SHORT EXERCISE :: Find each line with the word "zostaną" and say how many there are, nothing else.

(Stored entries)
_ _ _ _ _

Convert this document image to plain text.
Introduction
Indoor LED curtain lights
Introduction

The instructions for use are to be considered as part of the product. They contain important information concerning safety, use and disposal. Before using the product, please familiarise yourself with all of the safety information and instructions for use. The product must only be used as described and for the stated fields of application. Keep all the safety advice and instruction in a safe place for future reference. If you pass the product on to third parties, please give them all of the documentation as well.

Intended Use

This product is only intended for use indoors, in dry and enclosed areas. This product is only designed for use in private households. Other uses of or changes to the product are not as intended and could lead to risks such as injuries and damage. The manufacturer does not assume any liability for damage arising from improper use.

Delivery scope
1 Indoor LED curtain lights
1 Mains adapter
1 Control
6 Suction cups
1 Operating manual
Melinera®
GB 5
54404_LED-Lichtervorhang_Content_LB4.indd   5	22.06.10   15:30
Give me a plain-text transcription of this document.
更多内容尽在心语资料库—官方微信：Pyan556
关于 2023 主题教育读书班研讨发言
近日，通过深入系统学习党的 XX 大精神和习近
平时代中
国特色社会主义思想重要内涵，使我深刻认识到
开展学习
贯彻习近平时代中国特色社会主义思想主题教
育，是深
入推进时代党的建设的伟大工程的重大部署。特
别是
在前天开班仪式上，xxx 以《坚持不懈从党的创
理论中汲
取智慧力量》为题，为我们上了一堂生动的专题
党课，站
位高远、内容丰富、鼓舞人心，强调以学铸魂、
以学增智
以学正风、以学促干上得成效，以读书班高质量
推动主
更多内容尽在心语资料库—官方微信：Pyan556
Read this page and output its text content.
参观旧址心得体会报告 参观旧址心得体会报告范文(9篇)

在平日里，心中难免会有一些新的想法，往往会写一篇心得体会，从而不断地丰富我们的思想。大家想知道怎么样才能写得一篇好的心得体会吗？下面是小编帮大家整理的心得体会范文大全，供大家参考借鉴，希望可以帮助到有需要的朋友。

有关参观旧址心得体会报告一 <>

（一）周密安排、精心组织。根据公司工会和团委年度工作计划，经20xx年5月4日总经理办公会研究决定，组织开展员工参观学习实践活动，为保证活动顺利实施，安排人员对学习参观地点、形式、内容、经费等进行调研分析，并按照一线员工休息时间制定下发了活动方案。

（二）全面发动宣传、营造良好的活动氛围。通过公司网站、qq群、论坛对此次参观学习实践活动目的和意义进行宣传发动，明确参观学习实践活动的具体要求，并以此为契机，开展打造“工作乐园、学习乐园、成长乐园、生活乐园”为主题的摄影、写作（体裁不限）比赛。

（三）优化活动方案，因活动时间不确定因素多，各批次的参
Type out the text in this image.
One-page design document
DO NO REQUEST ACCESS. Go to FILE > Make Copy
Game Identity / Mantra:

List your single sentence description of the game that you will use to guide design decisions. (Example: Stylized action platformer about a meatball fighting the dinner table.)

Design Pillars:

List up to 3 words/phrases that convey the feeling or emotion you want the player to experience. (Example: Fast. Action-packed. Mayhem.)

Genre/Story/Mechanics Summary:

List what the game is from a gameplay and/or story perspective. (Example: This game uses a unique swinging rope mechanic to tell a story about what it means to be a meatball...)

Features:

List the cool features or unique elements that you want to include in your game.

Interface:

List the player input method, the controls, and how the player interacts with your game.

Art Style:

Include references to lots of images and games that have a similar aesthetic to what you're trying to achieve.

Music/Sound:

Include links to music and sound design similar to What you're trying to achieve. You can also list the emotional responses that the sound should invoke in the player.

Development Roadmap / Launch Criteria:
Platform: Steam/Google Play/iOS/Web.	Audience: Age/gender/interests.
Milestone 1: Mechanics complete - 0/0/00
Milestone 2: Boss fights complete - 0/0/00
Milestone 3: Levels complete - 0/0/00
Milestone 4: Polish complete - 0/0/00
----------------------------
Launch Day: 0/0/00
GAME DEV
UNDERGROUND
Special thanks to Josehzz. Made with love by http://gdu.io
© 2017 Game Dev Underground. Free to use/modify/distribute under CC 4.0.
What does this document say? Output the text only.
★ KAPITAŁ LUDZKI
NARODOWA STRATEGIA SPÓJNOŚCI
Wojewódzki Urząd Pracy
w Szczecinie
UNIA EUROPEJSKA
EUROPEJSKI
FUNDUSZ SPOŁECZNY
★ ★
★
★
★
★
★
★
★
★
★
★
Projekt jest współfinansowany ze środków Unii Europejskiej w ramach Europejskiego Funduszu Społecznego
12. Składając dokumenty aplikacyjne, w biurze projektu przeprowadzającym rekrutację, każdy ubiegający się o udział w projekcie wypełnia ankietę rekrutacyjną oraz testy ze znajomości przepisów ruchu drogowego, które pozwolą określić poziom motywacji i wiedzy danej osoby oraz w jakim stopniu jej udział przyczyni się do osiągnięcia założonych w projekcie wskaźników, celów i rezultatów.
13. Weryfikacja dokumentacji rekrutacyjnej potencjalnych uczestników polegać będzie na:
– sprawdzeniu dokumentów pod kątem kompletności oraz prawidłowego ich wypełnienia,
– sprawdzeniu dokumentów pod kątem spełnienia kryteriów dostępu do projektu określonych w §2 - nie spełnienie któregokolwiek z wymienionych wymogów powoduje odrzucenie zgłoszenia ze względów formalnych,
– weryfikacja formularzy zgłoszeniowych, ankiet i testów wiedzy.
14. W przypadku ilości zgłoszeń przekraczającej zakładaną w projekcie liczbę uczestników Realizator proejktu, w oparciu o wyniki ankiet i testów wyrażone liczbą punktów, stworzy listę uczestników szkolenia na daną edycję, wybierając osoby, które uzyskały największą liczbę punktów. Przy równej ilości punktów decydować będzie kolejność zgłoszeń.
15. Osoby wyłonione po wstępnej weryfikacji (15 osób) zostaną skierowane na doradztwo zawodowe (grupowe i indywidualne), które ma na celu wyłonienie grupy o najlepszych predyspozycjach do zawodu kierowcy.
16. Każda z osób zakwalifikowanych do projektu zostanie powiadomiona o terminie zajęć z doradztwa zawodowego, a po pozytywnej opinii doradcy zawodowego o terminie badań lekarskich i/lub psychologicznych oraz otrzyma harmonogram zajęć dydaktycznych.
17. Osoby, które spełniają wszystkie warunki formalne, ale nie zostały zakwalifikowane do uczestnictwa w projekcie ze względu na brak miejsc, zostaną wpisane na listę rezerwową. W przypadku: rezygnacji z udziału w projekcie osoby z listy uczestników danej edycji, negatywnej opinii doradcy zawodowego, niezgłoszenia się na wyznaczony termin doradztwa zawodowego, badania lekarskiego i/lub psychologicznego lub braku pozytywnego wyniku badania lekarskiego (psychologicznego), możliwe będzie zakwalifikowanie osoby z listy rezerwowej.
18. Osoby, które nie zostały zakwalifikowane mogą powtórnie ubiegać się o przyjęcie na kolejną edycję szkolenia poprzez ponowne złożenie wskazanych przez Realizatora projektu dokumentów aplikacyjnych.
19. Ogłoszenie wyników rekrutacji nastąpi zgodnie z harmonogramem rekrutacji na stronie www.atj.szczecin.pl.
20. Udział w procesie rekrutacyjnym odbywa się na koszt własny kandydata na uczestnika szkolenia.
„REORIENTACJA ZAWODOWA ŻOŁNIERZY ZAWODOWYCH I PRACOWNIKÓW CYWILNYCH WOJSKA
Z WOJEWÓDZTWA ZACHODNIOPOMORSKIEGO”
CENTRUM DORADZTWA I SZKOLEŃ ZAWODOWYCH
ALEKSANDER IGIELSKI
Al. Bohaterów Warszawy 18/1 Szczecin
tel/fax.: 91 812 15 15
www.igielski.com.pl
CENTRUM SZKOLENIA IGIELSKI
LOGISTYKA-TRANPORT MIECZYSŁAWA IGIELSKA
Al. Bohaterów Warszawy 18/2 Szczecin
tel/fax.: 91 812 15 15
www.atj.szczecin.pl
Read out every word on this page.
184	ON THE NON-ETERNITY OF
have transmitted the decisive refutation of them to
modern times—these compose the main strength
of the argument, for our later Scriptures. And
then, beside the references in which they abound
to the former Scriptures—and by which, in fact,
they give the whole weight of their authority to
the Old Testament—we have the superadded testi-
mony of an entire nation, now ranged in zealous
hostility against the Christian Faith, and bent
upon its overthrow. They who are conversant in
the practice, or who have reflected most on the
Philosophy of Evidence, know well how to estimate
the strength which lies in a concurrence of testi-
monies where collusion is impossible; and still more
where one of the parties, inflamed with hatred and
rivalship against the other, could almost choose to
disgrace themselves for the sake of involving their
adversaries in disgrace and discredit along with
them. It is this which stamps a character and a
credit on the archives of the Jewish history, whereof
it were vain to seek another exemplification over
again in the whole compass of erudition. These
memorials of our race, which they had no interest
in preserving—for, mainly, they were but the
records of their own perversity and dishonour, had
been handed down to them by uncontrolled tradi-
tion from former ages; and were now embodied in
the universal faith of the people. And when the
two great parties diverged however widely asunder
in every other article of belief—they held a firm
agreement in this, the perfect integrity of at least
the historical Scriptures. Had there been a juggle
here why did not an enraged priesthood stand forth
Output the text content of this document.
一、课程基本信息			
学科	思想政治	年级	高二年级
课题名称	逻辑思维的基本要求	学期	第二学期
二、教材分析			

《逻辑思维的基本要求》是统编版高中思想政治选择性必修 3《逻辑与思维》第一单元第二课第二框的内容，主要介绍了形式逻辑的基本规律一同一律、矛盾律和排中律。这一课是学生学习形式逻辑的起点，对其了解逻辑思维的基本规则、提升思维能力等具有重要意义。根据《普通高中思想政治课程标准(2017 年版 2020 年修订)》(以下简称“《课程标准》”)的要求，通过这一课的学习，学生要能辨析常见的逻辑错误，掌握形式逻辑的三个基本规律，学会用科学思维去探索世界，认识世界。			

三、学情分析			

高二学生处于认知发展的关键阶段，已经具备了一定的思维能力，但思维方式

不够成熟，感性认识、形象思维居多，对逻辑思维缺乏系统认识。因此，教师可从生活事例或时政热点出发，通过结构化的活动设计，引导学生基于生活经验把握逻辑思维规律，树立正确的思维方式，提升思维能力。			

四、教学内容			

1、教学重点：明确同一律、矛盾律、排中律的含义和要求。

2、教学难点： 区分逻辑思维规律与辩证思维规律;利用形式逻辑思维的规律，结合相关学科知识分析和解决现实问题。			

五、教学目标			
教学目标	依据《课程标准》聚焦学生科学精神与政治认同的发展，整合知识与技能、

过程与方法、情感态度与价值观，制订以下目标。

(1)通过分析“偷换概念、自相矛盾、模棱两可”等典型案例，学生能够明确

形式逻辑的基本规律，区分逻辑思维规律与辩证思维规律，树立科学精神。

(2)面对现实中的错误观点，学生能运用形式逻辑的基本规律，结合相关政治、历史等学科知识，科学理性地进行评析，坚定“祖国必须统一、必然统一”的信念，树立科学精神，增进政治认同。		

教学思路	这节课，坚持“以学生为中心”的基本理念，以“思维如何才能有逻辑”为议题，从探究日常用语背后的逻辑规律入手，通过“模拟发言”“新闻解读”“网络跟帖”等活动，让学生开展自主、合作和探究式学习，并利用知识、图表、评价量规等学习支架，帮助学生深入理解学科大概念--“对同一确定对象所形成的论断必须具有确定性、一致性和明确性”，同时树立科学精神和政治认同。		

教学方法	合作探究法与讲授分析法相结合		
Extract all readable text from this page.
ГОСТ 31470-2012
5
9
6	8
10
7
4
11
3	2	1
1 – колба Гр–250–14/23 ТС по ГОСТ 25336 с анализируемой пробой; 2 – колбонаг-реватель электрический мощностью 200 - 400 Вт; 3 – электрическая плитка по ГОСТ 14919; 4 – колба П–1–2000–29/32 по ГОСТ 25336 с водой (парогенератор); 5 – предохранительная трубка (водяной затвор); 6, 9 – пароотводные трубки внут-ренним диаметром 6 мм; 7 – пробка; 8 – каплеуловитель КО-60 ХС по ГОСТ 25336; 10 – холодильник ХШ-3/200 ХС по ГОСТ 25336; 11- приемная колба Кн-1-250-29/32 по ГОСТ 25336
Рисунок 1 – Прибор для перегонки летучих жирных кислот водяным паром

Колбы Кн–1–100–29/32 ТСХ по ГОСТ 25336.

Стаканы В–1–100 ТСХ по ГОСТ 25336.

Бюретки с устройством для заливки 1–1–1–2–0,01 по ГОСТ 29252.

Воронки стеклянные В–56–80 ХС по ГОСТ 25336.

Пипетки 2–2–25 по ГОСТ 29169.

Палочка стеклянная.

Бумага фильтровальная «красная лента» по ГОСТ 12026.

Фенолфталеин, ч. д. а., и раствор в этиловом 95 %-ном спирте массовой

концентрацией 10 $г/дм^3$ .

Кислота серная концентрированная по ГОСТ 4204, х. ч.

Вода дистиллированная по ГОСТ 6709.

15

_ _ _ _ _

TASK RESPONSE :: 2